*Stated problem:* Each line in the entries below that holds the string "privés" is to be listed.

Stored items
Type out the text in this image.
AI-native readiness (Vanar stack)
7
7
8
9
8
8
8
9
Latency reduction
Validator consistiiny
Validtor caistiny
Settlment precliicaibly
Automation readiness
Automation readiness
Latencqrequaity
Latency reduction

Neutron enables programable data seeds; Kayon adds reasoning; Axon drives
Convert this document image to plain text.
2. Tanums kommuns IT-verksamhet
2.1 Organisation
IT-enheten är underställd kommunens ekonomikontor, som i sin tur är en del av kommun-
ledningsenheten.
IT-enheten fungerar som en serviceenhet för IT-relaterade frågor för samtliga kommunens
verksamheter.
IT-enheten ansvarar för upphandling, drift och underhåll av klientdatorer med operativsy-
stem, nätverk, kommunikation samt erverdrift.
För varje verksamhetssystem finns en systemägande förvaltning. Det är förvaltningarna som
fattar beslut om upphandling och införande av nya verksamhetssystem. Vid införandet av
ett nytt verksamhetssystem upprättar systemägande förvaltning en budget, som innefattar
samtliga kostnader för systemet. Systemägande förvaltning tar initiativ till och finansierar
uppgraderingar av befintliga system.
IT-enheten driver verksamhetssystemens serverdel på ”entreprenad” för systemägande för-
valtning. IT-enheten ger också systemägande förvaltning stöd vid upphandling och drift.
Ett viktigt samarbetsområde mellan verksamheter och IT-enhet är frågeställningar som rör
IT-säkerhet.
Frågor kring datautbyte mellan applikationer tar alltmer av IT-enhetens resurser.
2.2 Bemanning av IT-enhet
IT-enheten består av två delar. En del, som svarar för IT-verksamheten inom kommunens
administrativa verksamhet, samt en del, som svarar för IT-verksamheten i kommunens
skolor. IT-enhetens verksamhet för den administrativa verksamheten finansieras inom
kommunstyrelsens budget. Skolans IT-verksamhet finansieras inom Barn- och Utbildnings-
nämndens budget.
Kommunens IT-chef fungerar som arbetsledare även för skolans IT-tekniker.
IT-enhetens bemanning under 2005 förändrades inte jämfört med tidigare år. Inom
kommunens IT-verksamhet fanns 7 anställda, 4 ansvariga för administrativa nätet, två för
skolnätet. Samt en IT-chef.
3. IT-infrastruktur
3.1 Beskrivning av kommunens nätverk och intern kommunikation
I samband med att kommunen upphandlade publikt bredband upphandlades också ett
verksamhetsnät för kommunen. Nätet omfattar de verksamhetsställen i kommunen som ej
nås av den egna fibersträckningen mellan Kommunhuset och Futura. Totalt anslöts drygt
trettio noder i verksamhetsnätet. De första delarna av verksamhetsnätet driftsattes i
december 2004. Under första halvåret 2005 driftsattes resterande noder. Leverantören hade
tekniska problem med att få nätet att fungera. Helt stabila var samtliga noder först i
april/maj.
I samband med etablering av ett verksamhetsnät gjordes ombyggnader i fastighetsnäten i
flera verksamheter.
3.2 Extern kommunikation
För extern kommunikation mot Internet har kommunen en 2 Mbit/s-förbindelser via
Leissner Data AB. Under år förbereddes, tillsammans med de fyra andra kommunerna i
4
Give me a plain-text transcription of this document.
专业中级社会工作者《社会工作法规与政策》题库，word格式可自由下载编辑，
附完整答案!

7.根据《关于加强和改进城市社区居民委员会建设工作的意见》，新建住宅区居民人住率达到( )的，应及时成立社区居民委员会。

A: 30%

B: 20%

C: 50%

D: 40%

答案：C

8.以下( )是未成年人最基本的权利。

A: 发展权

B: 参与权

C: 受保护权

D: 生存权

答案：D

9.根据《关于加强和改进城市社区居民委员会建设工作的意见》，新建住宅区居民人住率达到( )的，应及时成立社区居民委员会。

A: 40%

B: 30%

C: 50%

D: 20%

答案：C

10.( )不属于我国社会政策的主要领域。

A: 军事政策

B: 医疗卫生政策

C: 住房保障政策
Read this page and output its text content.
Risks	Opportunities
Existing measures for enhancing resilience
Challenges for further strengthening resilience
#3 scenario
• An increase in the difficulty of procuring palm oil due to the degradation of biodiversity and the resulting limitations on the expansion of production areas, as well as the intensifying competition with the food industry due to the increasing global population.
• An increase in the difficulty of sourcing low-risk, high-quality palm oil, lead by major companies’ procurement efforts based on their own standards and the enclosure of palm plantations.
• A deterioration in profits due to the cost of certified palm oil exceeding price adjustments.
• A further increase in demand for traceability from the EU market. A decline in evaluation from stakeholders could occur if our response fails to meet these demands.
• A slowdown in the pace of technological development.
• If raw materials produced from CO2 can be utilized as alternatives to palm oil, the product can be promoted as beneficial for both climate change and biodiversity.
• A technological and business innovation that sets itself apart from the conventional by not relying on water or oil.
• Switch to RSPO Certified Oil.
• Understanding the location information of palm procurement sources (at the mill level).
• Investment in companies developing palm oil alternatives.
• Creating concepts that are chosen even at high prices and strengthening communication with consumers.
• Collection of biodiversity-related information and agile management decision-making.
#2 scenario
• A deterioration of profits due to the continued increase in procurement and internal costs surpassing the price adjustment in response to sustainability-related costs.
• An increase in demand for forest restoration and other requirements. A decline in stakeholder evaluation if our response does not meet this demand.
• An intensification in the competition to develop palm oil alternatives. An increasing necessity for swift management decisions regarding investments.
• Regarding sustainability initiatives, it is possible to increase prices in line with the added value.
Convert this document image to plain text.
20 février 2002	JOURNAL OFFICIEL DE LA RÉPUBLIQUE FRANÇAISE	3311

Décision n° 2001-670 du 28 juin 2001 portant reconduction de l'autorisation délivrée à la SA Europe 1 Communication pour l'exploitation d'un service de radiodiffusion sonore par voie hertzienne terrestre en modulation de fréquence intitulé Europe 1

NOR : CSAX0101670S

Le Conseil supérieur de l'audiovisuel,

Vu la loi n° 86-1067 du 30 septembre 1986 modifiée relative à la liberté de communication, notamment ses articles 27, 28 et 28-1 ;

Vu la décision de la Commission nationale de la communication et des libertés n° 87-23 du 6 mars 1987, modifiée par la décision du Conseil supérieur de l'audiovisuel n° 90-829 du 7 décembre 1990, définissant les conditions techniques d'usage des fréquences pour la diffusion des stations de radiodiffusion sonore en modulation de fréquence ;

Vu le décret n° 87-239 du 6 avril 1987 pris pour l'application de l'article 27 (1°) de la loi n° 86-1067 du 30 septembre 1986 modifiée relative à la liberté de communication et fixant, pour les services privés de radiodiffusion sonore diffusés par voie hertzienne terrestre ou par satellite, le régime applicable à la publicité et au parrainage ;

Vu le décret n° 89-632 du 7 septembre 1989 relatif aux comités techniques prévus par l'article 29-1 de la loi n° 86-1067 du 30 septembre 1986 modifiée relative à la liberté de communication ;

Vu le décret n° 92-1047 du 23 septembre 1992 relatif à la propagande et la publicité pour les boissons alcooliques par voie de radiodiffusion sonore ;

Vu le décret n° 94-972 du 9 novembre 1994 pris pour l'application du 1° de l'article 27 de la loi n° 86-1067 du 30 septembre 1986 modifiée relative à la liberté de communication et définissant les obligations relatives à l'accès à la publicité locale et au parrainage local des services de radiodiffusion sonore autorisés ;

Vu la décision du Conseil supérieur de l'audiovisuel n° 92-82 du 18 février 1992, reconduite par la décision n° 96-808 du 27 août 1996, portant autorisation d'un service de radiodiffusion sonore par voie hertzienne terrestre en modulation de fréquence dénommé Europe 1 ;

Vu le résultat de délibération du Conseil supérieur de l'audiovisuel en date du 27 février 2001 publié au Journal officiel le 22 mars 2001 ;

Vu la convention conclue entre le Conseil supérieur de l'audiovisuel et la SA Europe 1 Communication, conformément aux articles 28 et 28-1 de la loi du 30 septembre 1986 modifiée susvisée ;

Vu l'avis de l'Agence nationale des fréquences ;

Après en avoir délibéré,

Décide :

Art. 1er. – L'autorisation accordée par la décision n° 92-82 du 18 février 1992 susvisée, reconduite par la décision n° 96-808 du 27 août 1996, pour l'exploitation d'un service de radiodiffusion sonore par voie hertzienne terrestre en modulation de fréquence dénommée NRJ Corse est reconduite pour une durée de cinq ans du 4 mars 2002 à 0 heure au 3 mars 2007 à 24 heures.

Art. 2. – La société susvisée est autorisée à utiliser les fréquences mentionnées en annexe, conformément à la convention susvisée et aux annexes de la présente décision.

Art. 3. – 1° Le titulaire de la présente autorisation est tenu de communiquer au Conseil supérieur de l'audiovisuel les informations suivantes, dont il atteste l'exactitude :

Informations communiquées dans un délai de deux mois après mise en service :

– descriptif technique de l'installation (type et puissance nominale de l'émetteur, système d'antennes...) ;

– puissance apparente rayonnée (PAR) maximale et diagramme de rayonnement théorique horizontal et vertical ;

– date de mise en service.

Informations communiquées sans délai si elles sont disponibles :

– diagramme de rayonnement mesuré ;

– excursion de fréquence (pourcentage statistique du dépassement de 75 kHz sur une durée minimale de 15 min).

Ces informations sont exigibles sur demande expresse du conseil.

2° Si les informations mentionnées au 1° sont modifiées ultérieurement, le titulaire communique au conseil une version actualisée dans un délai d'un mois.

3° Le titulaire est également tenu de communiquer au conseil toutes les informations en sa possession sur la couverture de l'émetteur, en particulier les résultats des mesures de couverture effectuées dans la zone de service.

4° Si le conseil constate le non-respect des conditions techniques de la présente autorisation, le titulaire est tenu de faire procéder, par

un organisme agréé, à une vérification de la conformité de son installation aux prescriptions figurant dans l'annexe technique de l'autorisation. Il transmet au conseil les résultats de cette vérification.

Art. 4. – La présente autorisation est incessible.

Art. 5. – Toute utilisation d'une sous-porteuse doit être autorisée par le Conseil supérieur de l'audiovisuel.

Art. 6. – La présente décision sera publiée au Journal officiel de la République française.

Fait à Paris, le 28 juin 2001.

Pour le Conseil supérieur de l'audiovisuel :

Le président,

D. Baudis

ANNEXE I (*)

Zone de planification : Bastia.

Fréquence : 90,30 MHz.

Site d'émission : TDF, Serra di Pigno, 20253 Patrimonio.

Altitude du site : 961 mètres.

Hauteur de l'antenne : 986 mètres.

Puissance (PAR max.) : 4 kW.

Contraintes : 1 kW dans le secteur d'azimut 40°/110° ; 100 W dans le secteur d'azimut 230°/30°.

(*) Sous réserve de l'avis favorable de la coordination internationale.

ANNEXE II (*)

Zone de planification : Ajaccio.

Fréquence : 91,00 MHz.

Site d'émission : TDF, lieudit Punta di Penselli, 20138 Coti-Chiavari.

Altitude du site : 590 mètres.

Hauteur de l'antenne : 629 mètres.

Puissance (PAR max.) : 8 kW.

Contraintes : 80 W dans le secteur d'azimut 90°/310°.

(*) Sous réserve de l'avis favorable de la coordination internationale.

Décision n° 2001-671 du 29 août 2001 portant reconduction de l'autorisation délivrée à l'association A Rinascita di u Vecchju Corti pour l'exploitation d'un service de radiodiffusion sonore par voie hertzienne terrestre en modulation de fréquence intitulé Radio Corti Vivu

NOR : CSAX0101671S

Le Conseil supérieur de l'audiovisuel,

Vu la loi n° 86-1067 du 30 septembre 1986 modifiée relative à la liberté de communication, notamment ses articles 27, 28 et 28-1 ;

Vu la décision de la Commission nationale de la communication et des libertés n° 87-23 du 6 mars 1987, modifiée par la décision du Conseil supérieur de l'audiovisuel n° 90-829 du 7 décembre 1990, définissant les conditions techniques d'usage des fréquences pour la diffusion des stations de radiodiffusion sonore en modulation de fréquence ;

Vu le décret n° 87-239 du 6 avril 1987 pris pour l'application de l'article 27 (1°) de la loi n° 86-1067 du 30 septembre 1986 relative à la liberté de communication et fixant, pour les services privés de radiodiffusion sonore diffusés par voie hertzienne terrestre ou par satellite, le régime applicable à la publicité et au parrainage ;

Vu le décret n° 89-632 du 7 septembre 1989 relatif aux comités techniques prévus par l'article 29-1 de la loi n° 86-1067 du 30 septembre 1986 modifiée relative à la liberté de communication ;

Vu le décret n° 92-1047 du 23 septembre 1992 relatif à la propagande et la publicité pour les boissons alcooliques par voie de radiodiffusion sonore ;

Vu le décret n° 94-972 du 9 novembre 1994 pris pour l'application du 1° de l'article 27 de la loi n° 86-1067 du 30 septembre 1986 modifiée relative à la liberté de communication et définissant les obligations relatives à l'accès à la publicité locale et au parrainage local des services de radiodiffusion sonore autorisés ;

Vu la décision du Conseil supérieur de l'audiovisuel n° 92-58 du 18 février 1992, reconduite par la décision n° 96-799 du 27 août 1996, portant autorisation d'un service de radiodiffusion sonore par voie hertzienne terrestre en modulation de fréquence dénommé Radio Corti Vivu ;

*Response:*
Vu le décret n° 87-239 du 6 avril 1987 pris pour l'application de l'article 27 (1°) de la loi n° 86-1067 du 30 septembre 1986 modifiée relative à la liberté de communication et fixant, pour les services privés de radiodiffusion sonore diffusés par voie hertzienne terrestre ou par satellite, le régime applicable à la publicité et au parrainage ;
Vu le décret n° 87-239 du 6 avril 1987 pris pour l'application de l'article 27 (1°) de la loi n° 86-1067 du 30 septembre 1986 relative à la liberté de communication et fixant, pour les services privés de radiodiffusion sonore diffusés par voie hertzienne terrestre ou par satellite, le régime applicable à la publicité et au parrainage ;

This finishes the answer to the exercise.